Task details → Print the entries verbatim, leaving out the images they contain.

--- BEGIN Information shown ---

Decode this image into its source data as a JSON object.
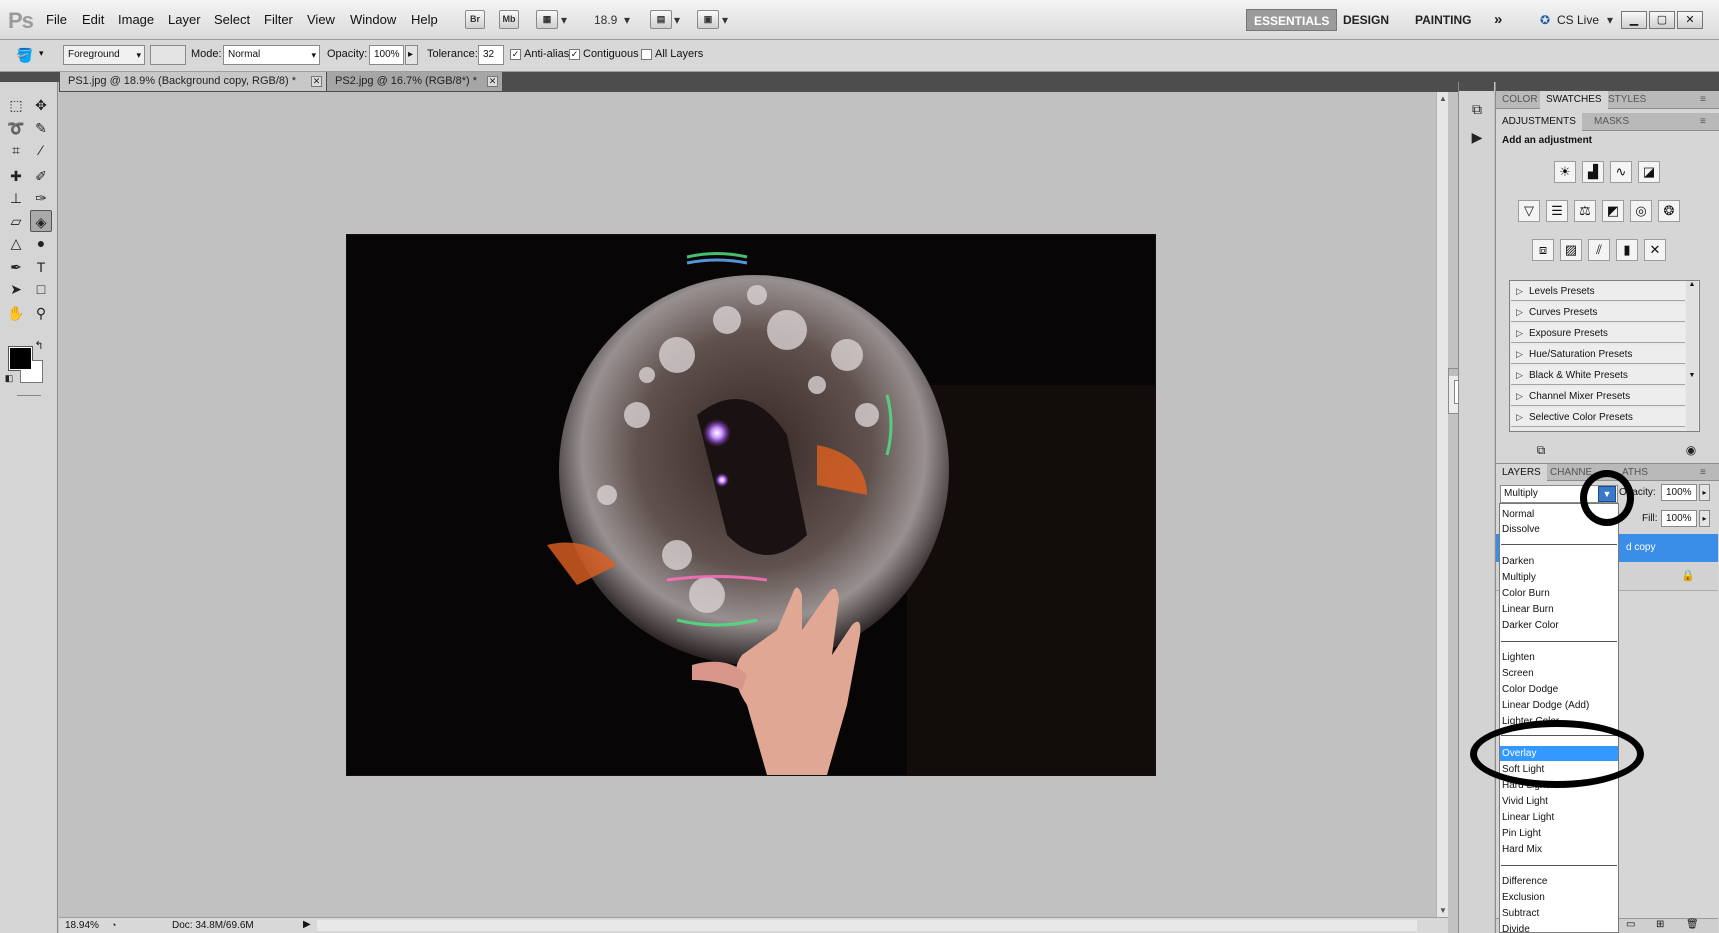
{
  "app": {
    "logo_text": "Ps"
  },
  "menu": [
    "File",
    "Edit",
    "Image",
    "Layer",
    "Select",
    "Filter",
    "View",
    "Window",
    "Help"
  ],
  "appbar": {
    "bridge_label": "Br",
    "minibridge_label": "Mb",
    "zoom_value": "18.9",
    "workspaces": [
      "ESSENTIALS",
      "DESIGN",
      "PAINTING"
    ],
    "overflow": "»",
    "cslive": "CS Live"
  },
  "options": {
    "fill_source": "Foreground",
    "mode_label": "Mode:",
    "mode_value": "Normal",
    "opacity_label": "Opacity:",
    "opacity_value": "100%",
    "tolerance_label": "Tolerance:",
    "tolerance_value": "32",
    "antialias_label": "Anti-alias",
    "contiguous_label": "Contiguous",
    "alllayers_label": "All Layers"
  },
  "tabs": [
    {
      "label": "PS1.jpg @ 18.9% (Background copy, RGB/8) *",
      "active": true
    },
    {
      "label": "PS2.jpg @ 16.7% (RGB/8*) *",
      "active": false
    }
  ],
  "status": {
    "zoom": "18.94%",
    "doc": "Doc: 34.8M/69.6M"
  },
  "panels": {
    "top_tabs": [
      "COLOR",
      "SWATCHES",
      "STYLES"
    ],
    "adj_tabs": [
      "ADJUSTMENTS",
      "MASKS"
    ],
    "adj_title": "Add an adjustment",
    "presets": [
      "Levels Presets",
      "Curves Presets",
      "Exposure Presets",
      "Hue/Saturation Presets",
      "Black & White Presets",
      "Channel Mixer Presets",
      "Selective Color Presets"
    ],
    "layer_tabs": [
      "LAYERS",
      "CHANNELS",
      "PATHS"
    ],
    "layer_tab_visible": [
      "LAYERS",
      "CHANNE",
      "ATHS"
    ],
    "opacity_label": "Opacity:",
    "opacity_value": "100%",
    "fill_label": "Fill:",
    "fill_value": "100%",
    "layer_name_visible": "d copy"
  },
  "blend": {
    "current": "Multiply",
    "groups": [
      [
        "Normal",
        "Dissolve"
      ],
      [
        "Darken",
        "Multiply",
        "Color Burn",
        "Linear Burn",
        "Darker Color"
      ],
      [
        "Lighten",
        "Screen",
        "Color Dodge",
        "Linear Dodge (Add)",
        "Lighter Color"
      ],
      [
        "Overlay",
        "Soft Light",
        "Hard Light",
        "Vivid Light",
        "Linear Light",
        "Pin Light",
        "Hard Mix"
      ],
      [
        "Difference",
        "Exclusion",
        "Subtract",
        "Divide"
      ]
    ],
    "highlighted": "Overlay"
  },
  "colors": {
    "accent": "#3399ff",
    "dropdown_arrow": "#3a78c9",
    "selected_layer": "#3b8ee8",
    "workspace_active": "#9b9b9b"
  },
  "icons": {
    "bucket": "paint-bucket-icon",
    "marquee": "rect-marquee-icon",
    "move": "move-icon"
  }
}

--- END Information shown ---

Completed task →
Decode this image into its source data as a JSON object.
{
  "app": {
    "logo_text": "Ps"
  },
  "menu": [
    "File",
    "Edit",
    "Image",
    "Layer",
    "Select",
    "Filter",
    "View",
    "Window",
    "Help"
  ],
  "appbar": {
    "bridge_label": "Br",
    "minibridge_label": "Mb",
    "zoom_value": "18.9",
    "workspaces": [
      "ESSENTIALS",
      "DESIGN",
      "PAINTING"
    ],
    "overflow": "»",
    "cslive": "CS Live"
  },
  "options": {
    "fill_source": "Foreground",
    "mode_label": "Mode:",
    "mode_value": "Normal",
    "opacity_label": "Opacity:",
    "opacity_value": "100%",
    "tolerance_label": "Tolerance:",
    "tolerance_value": "32",
    "antialias_label": "Anti-alias",
    "contiguous_label": "Contiguous",
    "alllayers_label": "All Layers"
  },
  "tabs": [
    {
      "label": "PS1.jpg @ 18.9% (Background copy, RGB/8) *",
      "active": true
    },
    {
      "label": "PS2.jpg @ 16.7% (RGB/8*) *",
      "active": false
    }
  ],
  "status": {
    "zoom": "18.94%",
    "doc": "Doc: 34.8M/69.6M"
  },
  "panels": {
    "top_tabs": [
      "COLOR",
      "SWATCHES",
      "STYLES"
    ],
    "adj_tabs": [
      "ADJUSTMENTS",
      "MASKS"
    ],
    "adj_title": "Add an adjustment",
    "presets": [
      "Levels Presets",
      "Curves Presets",
      "Exposure Presets",
      "Hue/Saturation Presets",
      "Black & White Presets",
      "Channel Mixer Presets",
      "Selective Color Presets"
    ],
    "layer_tabs": [
      "LAYERS",
      "CHANNELS",
      "PATHS"
    ],
    "layer_tab_visible": [
      "LAYERS",
      "CHANNE",
      "ATHS"
    ],
    "opacity_label": "Opacity:",
    "opacity_value": "100%",
    "fill_label": "Fill:",
    "fill_value": "100%",
    "layer_name_visible": "d copy"
  },
  "blend": {
    "current": "Multiply",
    "groups": [
      [
        "Normal",
        "Dissolve"
      ],
      [
        "Darken",
        "Multiply",
        "Color Burn",
        "Linear Burn",
        "Darker Color"
      ],
      [
        "Lighten",
        "Screen",
        "Color Dodge",
        "Linear Dodge (Add)",
        "Lighter Color"
      ],
      [
        "Overlay",
        "Soft Light",
        "Hard Light",
        "Vivid Light",
        "Linear Light",
        "Pin Light",
        "Hard Mix"
      ],
      [
        "Difference",
        "Exclusion",
        "Subtract",
        "Divide"
      ]
    ],
    "highlighted": "Overlay"
  },
  "colors": {
    "accent": "#3399ff",
    "dropdown_arrow": "#3a78c9",
    "selected_layer": "#3b8ee8",
    "workspace_active": "#9b9b9b"
  },
  "icons": {
    "bucket": "paint-bucket-icon",
    "marquee": "rect-marquee-icon",
    "move": "move-icon"
  }
}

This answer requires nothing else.